● **The exercise**:
Repeat, line for line, the entries printed below.

● **Records from a dataset**:

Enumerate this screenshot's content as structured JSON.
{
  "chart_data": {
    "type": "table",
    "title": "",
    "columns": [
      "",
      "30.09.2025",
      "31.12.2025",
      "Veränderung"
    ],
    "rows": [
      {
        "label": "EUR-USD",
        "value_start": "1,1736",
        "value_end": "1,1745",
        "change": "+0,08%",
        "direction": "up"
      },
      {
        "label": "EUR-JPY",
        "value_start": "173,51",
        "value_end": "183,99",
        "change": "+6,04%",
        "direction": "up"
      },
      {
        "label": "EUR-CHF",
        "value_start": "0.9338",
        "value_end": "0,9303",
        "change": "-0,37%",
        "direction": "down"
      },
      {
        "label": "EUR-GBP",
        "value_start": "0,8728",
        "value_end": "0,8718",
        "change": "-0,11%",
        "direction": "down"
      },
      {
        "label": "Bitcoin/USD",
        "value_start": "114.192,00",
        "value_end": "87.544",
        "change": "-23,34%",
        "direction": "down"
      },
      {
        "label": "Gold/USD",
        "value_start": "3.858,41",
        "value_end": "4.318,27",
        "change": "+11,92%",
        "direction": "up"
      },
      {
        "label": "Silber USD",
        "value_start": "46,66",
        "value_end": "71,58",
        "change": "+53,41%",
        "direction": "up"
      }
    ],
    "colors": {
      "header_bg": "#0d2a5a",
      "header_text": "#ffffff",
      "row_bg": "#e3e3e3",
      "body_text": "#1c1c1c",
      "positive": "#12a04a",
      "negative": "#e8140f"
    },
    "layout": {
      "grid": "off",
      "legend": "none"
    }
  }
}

● **Exercise output**:
Enumerate this screenshot's content as structured JSON.
{
  "chart_data": {
    "type": "table",
    "title": "",
    "columns": [
      "",
      "30.09.2025",
      "31.12.2025",
      "Veränderung"
    ],
    "rows": [
      {
        "label": "EUR-USD",
        "value_start": "1,1736",
        "value_end": "1,1745",
        "change": "+0,08%",
        "direction": "up"
      },
      {
        "label": "EUR-JPY",
        "value_start": "173,51",
        "value_end": "183,99",
        "change": "+6,04%",
        "direction": "up"
      },
      {
        "label": "EUR-CHF",
        "value_start": "0.9338",
        "value_end": "0,9303",
        "change": "-0,37%",
        "direction": "down"
      },
      {
        "label": "EUR-GBP",
        "value_start": "0,8728",
        "value_end": "0,8718",
        "change": "-0,11%",
        "direction": "down"
      },
      {
        "label": "Bitcoin/USD",
        "value_start": "114.192,00",
        "value_end": "87.544",
        "change": "-23,34%",
        "direction": "down"
      },
      {
        "label": "Gold/USD",
        "value_start": "3.858,41",
        "value_end": "4.318,27",
        "change": "+11,92%",
        "direction": "up"
      },
      {
        "label": "Silber USD",
        "value_start": "46,66",
        "value_end": "71,58",
        "change": "+53,41%",
        "direction": "up"
      }
    ],
    "colors": {
      "header_bg": "#0d2a5a",
      "header_text": "#ffffff",
      "row_bg": "#e3e3e3",
      "body_text": "#1c1c1c",
      "positive": "#12a04a",
      "negative": "#e8140f"
    },
    "layout": {
      "grid": "off",
      "legend": "none"
    }
  }
}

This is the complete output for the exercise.